▶ [Directions] Pull out all lines from the listing below in which the word "abrasion" appears.

▶ [Data for this exercise]
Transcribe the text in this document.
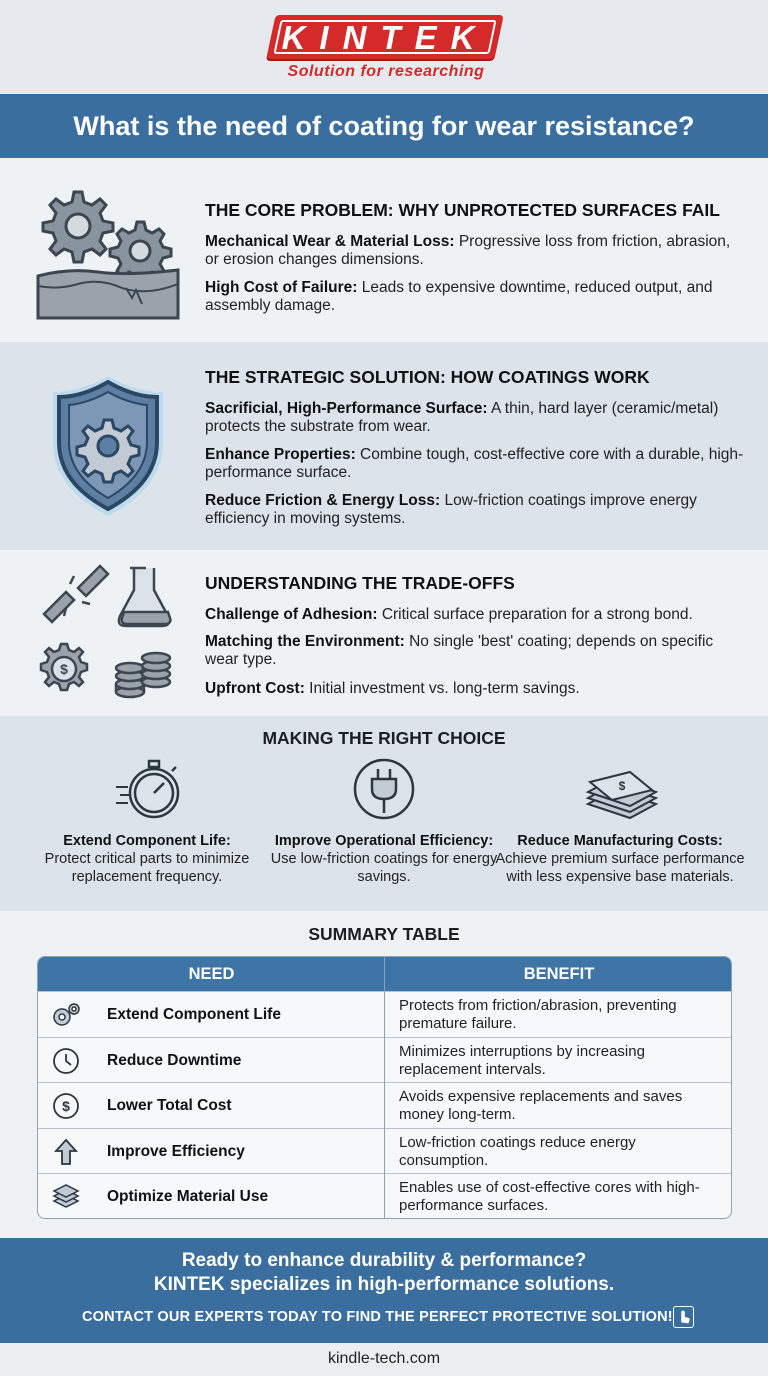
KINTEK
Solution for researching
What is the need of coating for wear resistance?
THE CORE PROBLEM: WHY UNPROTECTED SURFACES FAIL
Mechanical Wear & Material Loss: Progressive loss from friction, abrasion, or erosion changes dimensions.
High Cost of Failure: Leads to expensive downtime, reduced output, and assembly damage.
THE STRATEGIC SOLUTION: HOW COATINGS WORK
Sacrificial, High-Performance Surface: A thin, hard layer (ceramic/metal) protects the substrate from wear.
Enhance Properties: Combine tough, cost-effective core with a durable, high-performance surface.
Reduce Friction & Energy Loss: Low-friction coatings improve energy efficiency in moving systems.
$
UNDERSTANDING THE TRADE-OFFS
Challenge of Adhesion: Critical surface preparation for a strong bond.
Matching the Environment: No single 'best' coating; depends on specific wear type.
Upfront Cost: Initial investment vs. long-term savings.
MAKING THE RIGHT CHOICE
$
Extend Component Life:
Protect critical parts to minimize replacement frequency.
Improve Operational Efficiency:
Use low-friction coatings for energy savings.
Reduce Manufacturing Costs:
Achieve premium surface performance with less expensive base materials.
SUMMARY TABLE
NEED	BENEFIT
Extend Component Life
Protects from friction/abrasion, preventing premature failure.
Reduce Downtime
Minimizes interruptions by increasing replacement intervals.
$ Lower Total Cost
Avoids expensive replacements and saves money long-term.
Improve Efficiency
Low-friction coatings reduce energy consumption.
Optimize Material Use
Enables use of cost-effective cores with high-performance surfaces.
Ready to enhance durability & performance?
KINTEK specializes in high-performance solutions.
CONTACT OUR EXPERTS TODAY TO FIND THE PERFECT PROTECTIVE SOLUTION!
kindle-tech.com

---

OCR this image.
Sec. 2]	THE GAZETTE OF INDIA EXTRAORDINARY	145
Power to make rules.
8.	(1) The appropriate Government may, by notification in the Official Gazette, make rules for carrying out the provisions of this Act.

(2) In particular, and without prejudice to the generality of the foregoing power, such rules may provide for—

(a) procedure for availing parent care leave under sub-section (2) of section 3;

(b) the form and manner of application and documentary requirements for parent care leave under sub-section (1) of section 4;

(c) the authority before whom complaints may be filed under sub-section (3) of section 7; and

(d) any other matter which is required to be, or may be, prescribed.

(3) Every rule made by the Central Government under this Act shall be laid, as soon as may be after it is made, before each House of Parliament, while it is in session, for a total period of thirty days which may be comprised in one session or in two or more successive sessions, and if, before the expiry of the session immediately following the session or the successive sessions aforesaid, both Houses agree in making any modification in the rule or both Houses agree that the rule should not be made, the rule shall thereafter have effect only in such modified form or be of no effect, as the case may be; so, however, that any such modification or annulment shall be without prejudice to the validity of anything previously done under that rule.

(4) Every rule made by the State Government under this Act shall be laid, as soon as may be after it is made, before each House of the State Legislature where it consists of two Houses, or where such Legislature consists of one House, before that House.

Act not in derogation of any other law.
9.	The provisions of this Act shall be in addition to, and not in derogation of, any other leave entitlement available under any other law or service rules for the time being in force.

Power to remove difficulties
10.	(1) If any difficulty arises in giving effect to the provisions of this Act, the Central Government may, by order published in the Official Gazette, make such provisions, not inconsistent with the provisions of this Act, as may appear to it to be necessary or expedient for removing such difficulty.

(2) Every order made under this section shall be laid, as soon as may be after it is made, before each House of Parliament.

▶ [Result of this exercise]
Mechanical Wear & Material Loss: Progressive loss from friction, abrasion, or erosion changes dimensions.
Protects from friction/abrasion, preventing premature failure.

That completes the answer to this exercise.